-- START OF Working data --

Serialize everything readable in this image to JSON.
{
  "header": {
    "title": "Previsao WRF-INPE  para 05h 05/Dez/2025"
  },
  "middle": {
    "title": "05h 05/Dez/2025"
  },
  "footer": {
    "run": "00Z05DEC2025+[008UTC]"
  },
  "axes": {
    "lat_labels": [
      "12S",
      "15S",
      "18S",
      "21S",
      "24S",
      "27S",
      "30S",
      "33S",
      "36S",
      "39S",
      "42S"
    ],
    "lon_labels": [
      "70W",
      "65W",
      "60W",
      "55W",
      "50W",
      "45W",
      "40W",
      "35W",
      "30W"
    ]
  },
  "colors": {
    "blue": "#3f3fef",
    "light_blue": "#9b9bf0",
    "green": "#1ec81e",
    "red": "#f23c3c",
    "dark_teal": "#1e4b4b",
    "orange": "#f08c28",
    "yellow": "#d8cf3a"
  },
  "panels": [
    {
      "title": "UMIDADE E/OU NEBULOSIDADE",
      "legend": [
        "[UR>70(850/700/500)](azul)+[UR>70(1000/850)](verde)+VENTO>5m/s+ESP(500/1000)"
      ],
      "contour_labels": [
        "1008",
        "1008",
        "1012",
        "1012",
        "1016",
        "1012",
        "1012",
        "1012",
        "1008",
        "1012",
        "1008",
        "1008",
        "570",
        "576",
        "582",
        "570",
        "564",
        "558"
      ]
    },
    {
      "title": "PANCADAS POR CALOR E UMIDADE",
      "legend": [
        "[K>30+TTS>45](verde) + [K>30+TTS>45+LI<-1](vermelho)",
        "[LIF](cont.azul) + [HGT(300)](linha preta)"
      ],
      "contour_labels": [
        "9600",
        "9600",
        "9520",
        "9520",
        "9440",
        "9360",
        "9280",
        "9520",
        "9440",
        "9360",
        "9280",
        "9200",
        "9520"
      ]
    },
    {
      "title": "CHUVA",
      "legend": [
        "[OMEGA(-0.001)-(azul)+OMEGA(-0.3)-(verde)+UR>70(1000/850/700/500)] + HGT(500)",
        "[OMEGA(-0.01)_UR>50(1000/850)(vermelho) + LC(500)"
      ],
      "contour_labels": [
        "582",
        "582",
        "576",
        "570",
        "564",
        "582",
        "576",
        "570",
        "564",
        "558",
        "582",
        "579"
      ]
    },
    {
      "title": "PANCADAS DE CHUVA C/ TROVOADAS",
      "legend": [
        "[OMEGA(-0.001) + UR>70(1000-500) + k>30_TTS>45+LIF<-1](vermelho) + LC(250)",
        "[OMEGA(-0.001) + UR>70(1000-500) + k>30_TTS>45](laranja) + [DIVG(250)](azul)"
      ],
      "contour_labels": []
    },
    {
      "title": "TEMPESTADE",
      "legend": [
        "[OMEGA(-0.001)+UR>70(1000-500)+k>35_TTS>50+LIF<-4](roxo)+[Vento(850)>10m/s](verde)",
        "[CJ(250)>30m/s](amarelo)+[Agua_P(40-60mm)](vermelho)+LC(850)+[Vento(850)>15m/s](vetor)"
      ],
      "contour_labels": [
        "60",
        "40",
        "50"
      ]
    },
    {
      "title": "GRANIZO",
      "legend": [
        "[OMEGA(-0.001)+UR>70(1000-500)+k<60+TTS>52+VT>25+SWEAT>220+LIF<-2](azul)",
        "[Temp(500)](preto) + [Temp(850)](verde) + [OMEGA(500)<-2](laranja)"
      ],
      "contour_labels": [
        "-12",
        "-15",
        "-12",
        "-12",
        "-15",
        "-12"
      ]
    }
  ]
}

-- END OF Working data --

Given task | Write out the material exactly as given.

Final result |
Serialize everything readable in this image to JSON.
{
  "header": {
    "title": "Previsao WRF-INPE  para 05h 05/Dez/2025"
  },
  "middle": {
    "title": "05h 05/Dez/2025"
  },
  "footer": {
    "run": "00Z05DEC2025+[008UTC]"
  },
  "axes": {
    "lat_labels": [
      "12S",
      "15S",
      "18S",
      "21S",
      "24S",
      "27S",
      "30S",
      "33S",
      "36S",
      "39S",
      "42S"
    ],
    "lon_labels": [
      "70W",
      "65W",
      "60W",
      "55W",
      "50W",
      "45W",
      "40W",
      "35W",
      "30W"
    ]
  },
  "colors": {
    "blue": "#3f3fef",
    "light_blue": "#9b9bf0",
    "green": "#1ec81e",
    "red": "#f23c3c",
    "dark_teal": "#1e4b4b",
    "orange": "#f08c28",
    "yellow": "#d8cf3a"
  },
  "panels": [
    {
      "title": "UMIDADE E/OU NEBULOSIDADE",
      "legend": [
        "[UR>70(850/700/500)](azul)+[UR>70(1000/850)](verde)+VENTO>5m/s+ESP(500/1000)"
      ],
      "contour_labels": [
        "1008",
        "1008",
        "1012",
        "1012",
        "1016",
        "1012",
        "1012",
        "1012",
        "1008",
        "1012",
        "1008",
        "1008",
        "570",
        "576",
        "582",
        "570",
        "564",
        "558"
      ]
    },
    {
      "title": "PANCADAS POR CALOR E UMIDADE",
      "legend": [
        "[K>30+TTS>45](verde) + [K>30+TTS>45+LI<-1](vermelho)",
        "[LIF](cont.azul) + [HGT(300)](linha preta)"
      ],
      "contour_labels": [
        "9600",
        "9600",
        "9520",
        "9520",
        "9440",
        "9360",
        "9280",
        "9520",
        "9440",
        "9360",
        "9280",
        "9200",
        "9520"
      ]
    },
    {
      "title": "CHUVA",
      "legend": [
        "[OMEGA(-0.001)-(azul)+OMEGA(-0.3)-(verde)+UR>70(1000/850/700/500)] + HGT(500)",
        "[OMEGA(-0.01)_UR>50(1000/850)(vermelho) + LC(500)"
      ],
      "contour_labels": [
        "582",
        "582",
        "576",
        "570",
        "564",
        "582",
        "576",
        "570",
        "564",
        "558",
        "582",
        "579"
      ]
    },
    {
      "title": "PANCADAS DE CHUVA C/ TROVOADAS",
      "legend": [
        "[OMEGA(-0.001) + UR>70(1000-500) + k>30_TTS>45+LIF<-1](vermelho) + LC(250)",
        "[OMEGA(-0.001) + UR>70(1000-500) + k>30_TTS>45](laranja) + [DIVG(250)](azul)"
      ],
      "contour_labels": []
    },
    {
      "title": "TEMPESTADE",
      "legend": [
        "[OMEGA(-0.001)+UR>70(1000-500)+k>35_TTS>50+LIF<-4](roxo)+[Vento(850)>10m/s](verde)",
        "[CJ(250)>30m/s](amarelo)+[Agua_P(40-60mm)](vermelho)+LC(850)+[Vento(850)>15m/s](vetor)"
      ],
      "contour_labels": [
        "60",
        "40",
        "50"
      ]
    },
    {
      "title": "GRANIZO",
      "legend": [
        "[OMEGA(-0.001)+UR>70(1000-500)+k<60+TTS>52+VT>25+SWEAT>220+LIF<-2](azul)",
        "[Temp(500)](preto) + [Temp(850)](verde) + [OMEGA(500)<-2](laranja)"
      ],
      "contour_labels": [
        "-12",
        "-15",
        "-12",
        "-12",
        "-15",
        "-12"
      ]
    }
  ]
}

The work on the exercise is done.